# Start of Data provided
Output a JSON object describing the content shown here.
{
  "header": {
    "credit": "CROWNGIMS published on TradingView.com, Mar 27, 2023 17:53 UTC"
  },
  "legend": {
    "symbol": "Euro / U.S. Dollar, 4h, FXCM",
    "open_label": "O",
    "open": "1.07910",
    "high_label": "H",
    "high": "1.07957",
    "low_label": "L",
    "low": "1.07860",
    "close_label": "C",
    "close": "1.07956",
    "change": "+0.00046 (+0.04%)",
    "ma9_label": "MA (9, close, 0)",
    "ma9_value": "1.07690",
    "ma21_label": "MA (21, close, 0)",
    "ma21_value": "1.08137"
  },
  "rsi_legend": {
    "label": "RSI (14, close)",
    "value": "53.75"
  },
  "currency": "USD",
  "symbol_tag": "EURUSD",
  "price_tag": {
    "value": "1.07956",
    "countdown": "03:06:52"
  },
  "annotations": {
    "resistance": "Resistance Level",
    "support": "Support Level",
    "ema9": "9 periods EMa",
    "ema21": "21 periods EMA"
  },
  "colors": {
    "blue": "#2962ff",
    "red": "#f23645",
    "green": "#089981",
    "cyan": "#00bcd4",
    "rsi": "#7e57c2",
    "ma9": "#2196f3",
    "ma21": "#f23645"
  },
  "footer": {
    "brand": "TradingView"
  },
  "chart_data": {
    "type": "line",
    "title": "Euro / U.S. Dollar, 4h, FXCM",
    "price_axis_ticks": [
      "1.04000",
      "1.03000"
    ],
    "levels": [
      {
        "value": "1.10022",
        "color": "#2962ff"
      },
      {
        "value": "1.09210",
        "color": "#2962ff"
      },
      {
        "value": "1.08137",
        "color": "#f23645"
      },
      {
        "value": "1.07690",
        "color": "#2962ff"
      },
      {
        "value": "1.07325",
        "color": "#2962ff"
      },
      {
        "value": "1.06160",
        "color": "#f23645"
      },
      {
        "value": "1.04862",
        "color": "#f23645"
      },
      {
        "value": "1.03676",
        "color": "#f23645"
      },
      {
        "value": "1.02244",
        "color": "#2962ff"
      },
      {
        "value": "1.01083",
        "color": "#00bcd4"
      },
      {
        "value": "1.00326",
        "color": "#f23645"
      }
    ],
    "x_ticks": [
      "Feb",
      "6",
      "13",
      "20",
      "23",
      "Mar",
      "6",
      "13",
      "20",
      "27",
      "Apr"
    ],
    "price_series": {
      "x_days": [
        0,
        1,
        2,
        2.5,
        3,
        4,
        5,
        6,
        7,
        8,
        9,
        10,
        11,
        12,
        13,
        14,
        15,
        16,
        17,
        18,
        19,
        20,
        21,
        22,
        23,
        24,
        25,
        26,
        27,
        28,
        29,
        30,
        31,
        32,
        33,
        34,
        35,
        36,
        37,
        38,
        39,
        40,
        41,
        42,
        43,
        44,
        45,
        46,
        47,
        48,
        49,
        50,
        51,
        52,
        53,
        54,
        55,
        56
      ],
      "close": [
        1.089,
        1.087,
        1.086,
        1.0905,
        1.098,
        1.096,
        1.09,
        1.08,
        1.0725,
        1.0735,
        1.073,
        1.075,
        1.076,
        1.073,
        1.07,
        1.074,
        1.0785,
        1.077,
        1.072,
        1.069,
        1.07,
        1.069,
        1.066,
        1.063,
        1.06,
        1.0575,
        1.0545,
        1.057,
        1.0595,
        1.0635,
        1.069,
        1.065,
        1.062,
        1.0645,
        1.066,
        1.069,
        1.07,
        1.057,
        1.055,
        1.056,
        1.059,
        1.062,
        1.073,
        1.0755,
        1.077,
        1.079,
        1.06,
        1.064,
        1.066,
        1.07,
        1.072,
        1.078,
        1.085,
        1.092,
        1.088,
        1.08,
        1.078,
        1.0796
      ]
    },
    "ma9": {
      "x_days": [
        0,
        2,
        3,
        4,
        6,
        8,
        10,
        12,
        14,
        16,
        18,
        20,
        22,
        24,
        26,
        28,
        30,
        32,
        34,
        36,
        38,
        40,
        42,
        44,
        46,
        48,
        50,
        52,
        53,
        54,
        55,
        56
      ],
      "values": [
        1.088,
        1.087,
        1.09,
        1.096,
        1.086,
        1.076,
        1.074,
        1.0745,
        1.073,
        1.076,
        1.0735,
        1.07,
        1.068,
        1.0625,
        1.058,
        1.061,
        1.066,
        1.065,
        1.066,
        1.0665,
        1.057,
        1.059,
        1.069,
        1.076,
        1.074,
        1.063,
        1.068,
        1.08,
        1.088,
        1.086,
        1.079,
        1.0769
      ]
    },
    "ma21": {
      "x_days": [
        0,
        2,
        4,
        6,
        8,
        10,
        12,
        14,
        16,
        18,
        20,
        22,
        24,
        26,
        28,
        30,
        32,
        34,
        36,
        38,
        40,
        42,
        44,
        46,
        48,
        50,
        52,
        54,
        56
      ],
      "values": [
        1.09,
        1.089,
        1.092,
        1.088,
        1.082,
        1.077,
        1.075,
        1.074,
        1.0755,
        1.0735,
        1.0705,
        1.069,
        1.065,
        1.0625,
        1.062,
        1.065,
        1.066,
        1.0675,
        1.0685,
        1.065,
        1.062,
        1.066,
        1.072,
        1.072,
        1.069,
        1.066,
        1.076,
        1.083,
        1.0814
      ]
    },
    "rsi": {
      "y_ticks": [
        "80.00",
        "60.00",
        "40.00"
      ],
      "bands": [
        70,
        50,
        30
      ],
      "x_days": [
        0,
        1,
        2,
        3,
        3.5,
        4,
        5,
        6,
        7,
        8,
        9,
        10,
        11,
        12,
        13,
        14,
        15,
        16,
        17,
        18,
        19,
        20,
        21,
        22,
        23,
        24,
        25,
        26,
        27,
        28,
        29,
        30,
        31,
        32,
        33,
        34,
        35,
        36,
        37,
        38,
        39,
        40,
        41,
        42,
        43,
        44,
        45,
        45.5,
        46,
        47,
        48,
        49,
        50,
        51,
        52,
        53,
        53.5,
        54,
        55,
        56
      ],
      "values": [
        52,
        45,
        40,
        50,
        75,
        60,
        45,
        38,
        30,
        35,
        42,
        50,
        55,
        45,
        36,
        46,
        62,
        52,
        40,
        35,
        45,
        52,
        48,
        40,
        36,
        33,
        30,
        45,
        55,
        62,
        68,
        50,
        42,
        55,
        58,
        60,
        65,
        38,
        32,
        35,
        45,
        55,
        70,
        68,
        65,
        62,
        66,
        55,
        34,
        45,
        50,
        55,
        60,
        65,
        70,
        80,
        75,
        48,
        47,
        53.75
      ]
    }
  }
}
# End of Data provided
# Your objective:
Transcribe the records above exactly as they appear.

# Correct answer:
Output a JSON object describing the content shown here.
{
  "header": {
    "credit": "CROWNGIMS published on TradingView.com, Mar 27, 2023 17:53 UTC"
  },
  "legend": {
    "symbol": "Euro / U.S. Dollar, 4h, FXCM",
    "open_label": "O",
    "open": "1.07910",
    "high_label": "H",
    "high": "1.07957",
    "low_label": "L",
    "low": "1.07860",
    "close_label": "C",
    "close": "1.07956",
    "change": "+0.00046 (+0.04%)",
    "ma9_label": "MA (9, close, 0)",
    "ma9_value": "1.07690",
    "ma21_label": "MA (21, close, 0)",
    "ma21_value": "1.08137"
  },
  "rsi_legend": {
    "label": "RSI (14, close)",
    "value": "53.75"
  },
  "currency": "USD",
  "symbol_tag": "EURUSD",
  "price_tag": {
    "value": "1.07956",
    "countdown": "03:06:52"
  },
  "annotations": {
    "resistance": "Resistance Level",
    "support": "Support Level",
    "ema9": "9 periods EMa",
    "ema21": "21 periods EMA"
  },
  "colors": {
    "blue": "#2962ff",
    "red": "#f23645",
    "green": "#089981",
    "cyan": "#00bcd4",
    "rsi": "#7e57c2",
    "ma9": "#2196f3",
    "ma21": "#f23645"
  },
  "footer": {
    "brand": "TradingView"
  },
  "chart_data": {
    "type": "line",
    "title": "Euro / U.S. Dollar, 4h, FXCM",
    "price_axis_ticks": [
      "1.04000",
      "1.03000"
    ],
    "levels": [
      {
        "value": "1.10022",
        "color": "#2962ff"
      },
      {
        "value": "1.09210",
        "color": "#2962ff"
      },
      {
        "value": "1.08137",
        "color": "#f23645"
      },
      {
        "value": "1.07690",
        "color": "#2962ff"
      },
      {
        "value": "1.07325",
        "color": "#2962ff"
      },
      {
        "value": "1.06160",
        "color": "#f23645"
      },
      {
        "value": "1.04862",
        "color": "#f23645"
      },
      {
        "value": "1.03676",
        "color": "#f23645"
      },
      {
        "value": "1.02244",
        "color": "#2962ff"
      },
      {
        "value": "1.01083",
        "color": "#00bcd4"
      },
      {
        "value": "1.00326",
        "color": "#f23645"
      }
    ],
    "x_ticks": [
      "Feb",
      "6",
      "13",
      "20",
      "23",
      "Mar",
      "6",
      "13",
      "20",
      "27",
      "Apr"
    ],
    "price_series": {
      "x_days": [
        0,
        1,
        2,
        2.5,
        3,
        4,
        5,
        6,
        7,
        8,
        9,
        10,
        11,
        12,
        13,
        14,
        15,
        16,
        17,
        18,
        19,
        20,
        21,
        22,
        23,
        24,
        25,
        26,
        27,
        28,
        29,
        30,
        31,
        32,
        33,
        34,
        35,
        36,
        37,
        38,
        39,
        40,
        41,
        42,
        43,
        44,
        45,
        46,
        47,
        48,
        49,
        50,
        51,
        52,
        53,
        54,
        55,
        56
      ],
      "close": [
        1.089,
        1.087,
        1.086,
        1.0905,
        1.098,
        1.096,
        1.09,
        1.08,
        1.0725,
        1.0735,
        1.073,
        1.075,
        1.076,
        1.073,
        1.07,
        1.074,
        1.0785,
        1.077,
        1.072,
        1.069,
        1.07,
        1.069,
        1.066,
        1.063,
        1.06,
        1.0575,
        1.0545,
        1.057,
        1.0595,
        1.0635,
        1.069,
        1.065,
        1.062,
        1.0645,
        1.066,
        1.069,
        1.07,
        1.057,
        1.055,
        1.056,
        1.059,
        1.062,
        1.073,
        1.0755,
        1.077,
        1.079,
        1.06,
        1.064,
        1.066,
        1.07,
        1.072,
        1.078,
        1.085,
        1.092,
        1.088,
        1.08,
        1.078,
        1.0796
      ]
    },
    "ma9": {
      "x_days": [
        0,
        2,
        3,
        4,
        6,
        8,
        10,
        12,
        14,
        16,
        18,
        20,
        22,
        24,
        26,
        28,
        30,
        32,
        34,
        36,
        38,
        40,
        42,
        44,
        46,
        48,
        50,
        52,
        53,
        54,
        55,
        56
      ],
      "values": [
        1.088,
        1.087,
        1.09,
        1.096,
        1.086,
        1.076,
        1.074,
        1.0745,
        1.073,
        1.076,
        1.0735,
        1.07,
        1.068,
        1.0625,
        1.058,
        1.061,
        1.066,
        1.065,
        1.066,
        1.0665,
        1.057,
        1.059,
        1.069,
        1.076,
        1.074,
        1.063,
        1.068,
        1.08,
        1.088,
        1.086,
        1.079,
        1.0769
      ]
    },
    "ma21": {
      "x_days": [
        0,
        2,
        4,
        6,
        8,
        10,
        12,
        14,
        16,
        18,
        20,
        22,
        24,
        26,
        28,
        30,
        32,
        34,
        36,
        38,
        40,
        42,
        44,
        46,
        48,
        50,
        52,
        54,
        56
      ],
      "values": [
        1.09,
        1.089,
        1.092,
        1.088,
        1.082,
        1.077,
        1.075,
        1.074,
        1.0755,
        1.0735,
        1.0705,
        1.069,
        1.065,
        1.0625,
        1.062,
        1.065,
        1.066,
        1.0675,
        1.0685,
        1.065,
        1.062,
        1.066,
        1.072,
        1.072,
        1.069,
        1.066,
        1.076,
        1.083,
        1.0814
      ]
    },
    "rsi": {
      "y_ticks": [
        "80.00",
        "60.00",
        "40.00"
      ],
      "bands": [
        70,
        50,
        30
      ],
      "x_days": [
        0,
        1,
        2,
        3,
        3.5,
        4,
        5,
        6,
        7,
        8,
        9,
        10,
        11,
        12,
        13,
        14,
        15,
        16,
        17,
        18,
        19,
        20,
        21,
        22,
        23,
        24,
        25,
        26,
        27,
        28,
        29,
        30,
        31,
        32,
        33,
        34,
        35,
        36,
        37,
        38,
        39,
        40,
        41,
        42,
        43,
        44,
        45,
        45.5,
        46,
        47,
        48,
        49,
        50,
        51,
        52,
        53,
        53.5,
        54,
        55,
        56
      ],
      "values": [
        52,
        45,
        40,
        50,
        75,
        60,
        45,
        38,
        30,
        35,
        42,
        50,
        55,
        45,
        36,
        46,
        62,
        52,
        40,
        35,
        45,
        52,
        48,
        40,
        36,
        33,
        30,
        45,
        55,
        62,
        68,
        50,
        42,
        55,
        58,
        60,
        65,
        38,
        32,
        35,
        45,
        55,
        70,
        68,
        65,
        62,
        66,
        55,
        34,
        45,
        50,
        55,
        60,
        65,
        70,
        80,
        75,
        48,
        47,
        53.75
      ]
    }
  }
}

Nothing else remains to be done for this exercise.